Record excerpts:

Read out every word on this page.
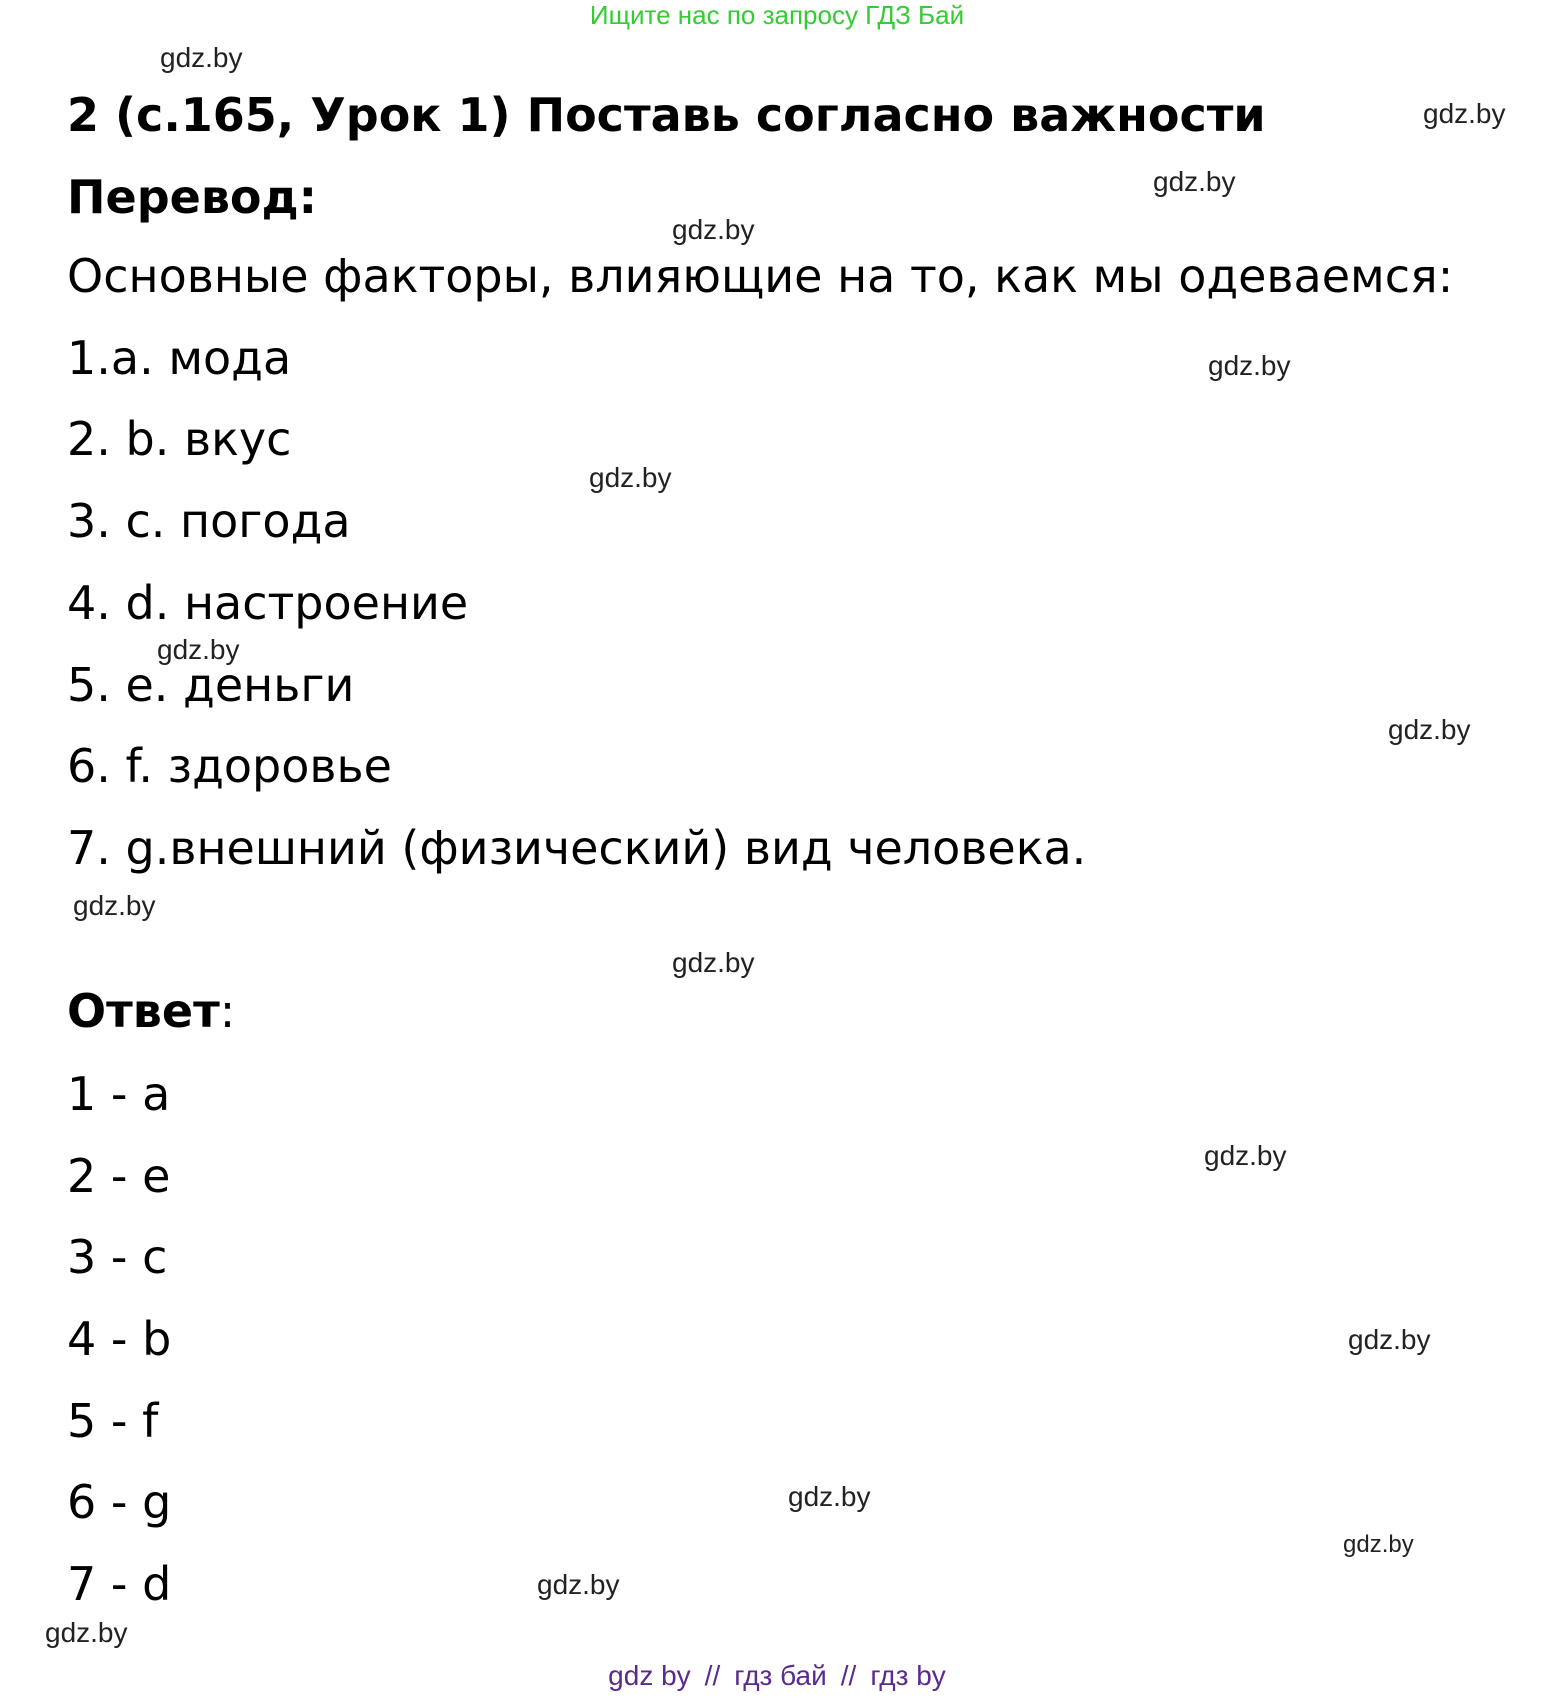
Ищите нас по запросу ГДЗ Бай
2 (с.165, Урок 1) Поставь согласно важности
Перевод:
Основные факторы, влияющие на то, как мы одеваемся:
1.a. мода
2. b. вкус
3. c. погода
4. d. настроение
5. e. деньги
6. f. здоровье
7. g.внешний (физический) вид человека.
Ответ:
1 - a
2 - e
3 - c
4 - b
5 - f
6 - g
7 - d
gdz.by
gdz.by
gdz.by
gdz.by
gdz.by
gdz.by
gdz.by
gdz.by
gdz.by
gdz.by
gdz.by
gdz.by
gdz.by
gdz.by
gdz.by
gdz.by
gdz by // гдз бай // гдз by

Do this:
Your copy of the data should match it exactly, except that pictures are left out.

Final result:
Read out every word on this page.
Ищите нас по запросу ГДЗ Бай
2 (с.165, Урок 1) Поставь согласно важности
Перевод:
Основные факторы, влияющие на то, как мы одеваемся:
1.a. мода
2. b. вкус
3. c. погода
4. d. настроение
5. e. деньги
6. f. здоровье
7. g.внешний (физический) вид человека.
Ответ:
1 - a
2 - e
3 - c
4 - b
5 - f
6 - g
7 - d
gdz.by
gdz.by
gdz.by
gdz.by
gdz.by
gdz.by
gdz.by
gdz.by
gdz.by
gdz.by
gdz.by
gdz.by
gdz.by
gdz.by
gdz.by
gdz.by
gdz by // гдз бай // гдз by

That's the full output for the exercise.